Data records:
══════════

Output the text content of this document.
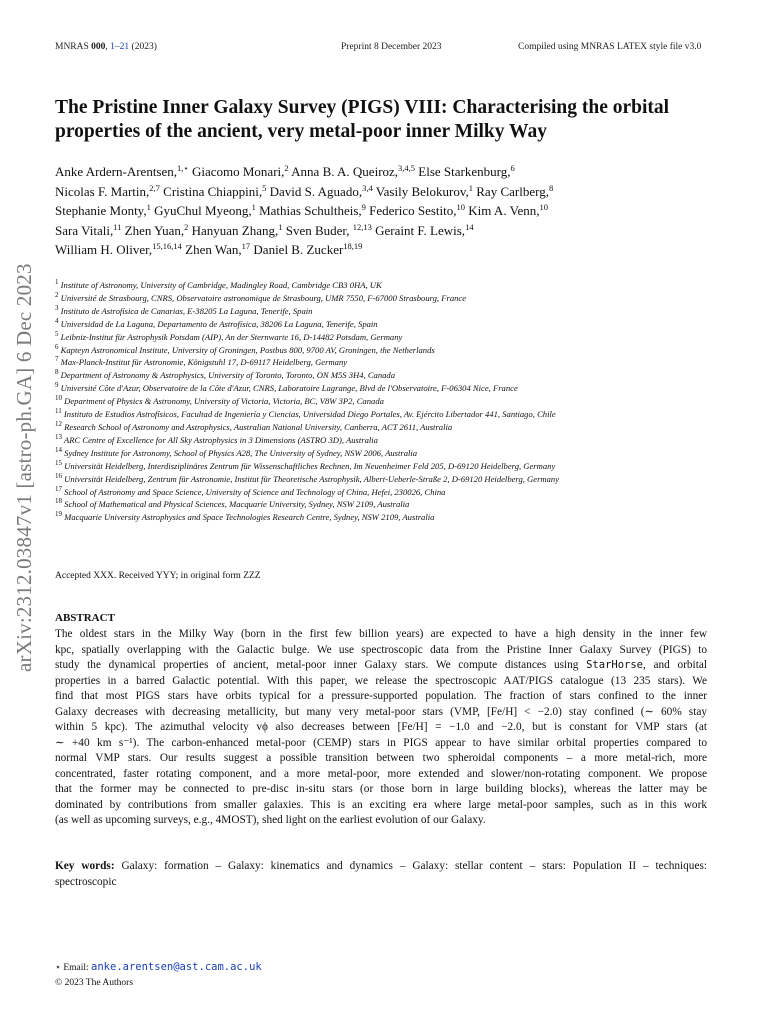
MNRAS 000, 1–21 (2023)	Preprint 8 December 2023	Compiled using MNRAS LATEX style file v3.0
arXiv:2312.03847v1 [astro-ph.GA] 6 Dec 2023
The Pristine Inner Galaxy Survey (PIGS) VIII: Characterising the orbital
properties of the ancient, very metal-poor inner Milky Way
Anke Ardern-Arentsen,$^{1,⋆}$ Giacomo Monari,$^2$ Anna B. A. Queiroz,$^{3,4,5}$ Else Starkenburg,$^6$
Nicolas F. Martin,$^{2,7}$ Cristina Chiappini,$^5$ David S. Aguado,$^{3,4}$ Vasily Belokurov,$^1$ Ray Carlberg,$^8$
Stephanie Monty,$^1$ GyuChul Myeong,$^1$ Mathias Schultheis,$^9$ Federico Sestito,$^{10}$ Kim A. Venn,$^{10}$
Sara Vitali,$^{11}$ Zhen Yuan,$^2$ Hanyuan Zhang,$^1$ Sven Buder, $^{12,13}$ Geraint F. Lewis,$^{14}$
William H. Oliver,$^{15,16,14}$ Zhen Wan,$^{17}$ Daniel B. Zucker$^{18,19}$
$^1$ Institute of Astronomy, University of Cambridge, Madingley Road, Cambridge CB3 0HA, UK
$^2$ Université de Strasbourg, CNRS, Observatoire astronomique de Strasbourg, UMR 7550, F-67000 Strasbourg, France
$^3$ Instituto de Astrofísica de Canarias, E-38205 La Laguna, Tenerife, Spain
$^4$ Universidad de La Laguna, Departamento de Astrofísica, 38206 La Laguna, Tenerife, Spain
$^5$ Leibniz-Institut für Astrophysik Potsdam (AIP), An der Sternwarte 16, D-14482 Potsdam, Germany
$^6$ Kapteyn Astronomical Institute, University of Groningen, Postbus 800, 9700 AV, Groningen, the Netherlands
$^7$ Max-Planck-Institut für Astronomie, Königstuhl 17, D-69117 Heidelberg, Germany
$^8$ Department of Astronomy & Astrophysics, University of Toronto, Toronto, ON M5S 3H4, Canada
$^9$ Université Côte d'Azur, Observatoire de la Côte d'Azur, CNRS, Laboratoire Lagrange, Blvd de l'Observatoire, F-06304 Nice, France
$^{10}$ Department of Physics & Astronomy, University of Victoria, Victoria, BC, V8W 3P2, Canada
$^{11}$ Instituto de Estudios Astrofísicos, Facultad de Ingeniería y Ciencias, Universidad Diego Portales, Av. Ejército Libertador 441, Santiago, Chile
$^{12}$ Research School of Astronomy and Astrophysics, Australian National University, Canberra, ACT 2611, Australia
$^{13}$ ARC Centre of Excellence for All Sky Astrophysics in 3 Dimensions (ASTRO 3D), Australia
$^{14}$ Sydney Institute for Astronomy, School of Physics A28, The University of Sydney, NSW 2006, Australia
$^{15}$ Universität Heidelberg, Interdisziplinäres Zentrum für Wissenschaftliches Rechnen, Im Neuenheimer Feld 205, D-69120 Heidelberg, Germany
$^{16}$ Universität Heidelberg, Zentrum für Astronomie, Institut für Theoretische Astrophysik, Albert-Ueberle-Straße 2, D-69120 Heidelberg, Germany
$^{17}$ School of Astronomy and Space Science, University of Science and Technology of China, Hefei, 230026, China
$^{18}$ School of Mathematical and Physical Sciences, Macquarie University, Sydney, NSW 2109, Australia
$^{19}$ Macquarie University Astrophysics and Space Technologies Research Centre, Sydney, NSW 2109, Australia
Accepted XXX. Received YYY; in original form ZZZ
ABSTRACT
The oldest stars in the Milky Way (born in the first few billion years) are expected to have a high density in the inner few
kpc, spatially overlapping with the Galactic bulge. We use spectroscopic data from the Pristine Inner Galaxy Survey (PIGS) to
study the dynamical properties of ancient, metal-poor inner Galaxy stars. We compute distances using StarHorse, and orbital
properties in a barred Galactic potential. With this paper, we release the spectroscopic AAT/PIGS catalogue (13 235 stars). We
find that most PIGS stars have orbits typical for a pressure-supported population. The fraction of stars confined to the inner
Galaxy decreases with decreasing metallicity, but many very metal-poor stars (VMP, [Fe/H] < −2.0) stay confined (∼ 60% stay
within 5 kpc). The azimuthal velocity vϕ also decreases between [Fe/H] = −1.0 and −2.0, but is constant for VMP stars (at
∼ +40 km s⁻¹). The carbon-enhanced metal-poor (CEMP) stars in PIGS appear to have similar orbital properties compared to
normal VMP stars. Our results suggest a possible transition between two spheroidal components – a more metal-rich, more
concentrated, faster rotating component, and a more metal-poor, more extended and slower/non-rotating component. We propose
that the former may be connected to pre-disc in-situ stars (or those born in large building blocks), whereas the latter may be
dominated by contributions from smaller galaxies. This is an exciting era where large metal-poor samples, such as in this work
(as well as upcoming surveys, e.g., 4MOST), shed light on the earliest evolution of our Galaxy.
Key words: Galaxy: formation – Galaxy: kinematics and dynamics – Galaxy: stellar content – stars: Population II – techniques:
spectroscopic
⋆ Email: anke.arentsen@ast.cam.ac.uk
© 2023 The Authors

══════════

List the lines of the entries that include "orbital".

_Task response_:
The Pristine Inner Galaxy Survey (PIGS) VIII: Characterising the orbital
study the dynamical properties of ancient, metal-poor inner Galaxy stars. We compute distances using StarHorse, and orbital
∼ +40 km s⁻¹). The carbon-enhanced metal-poor (CEMP) stars in PIGS appear to have similar orbital properties compared to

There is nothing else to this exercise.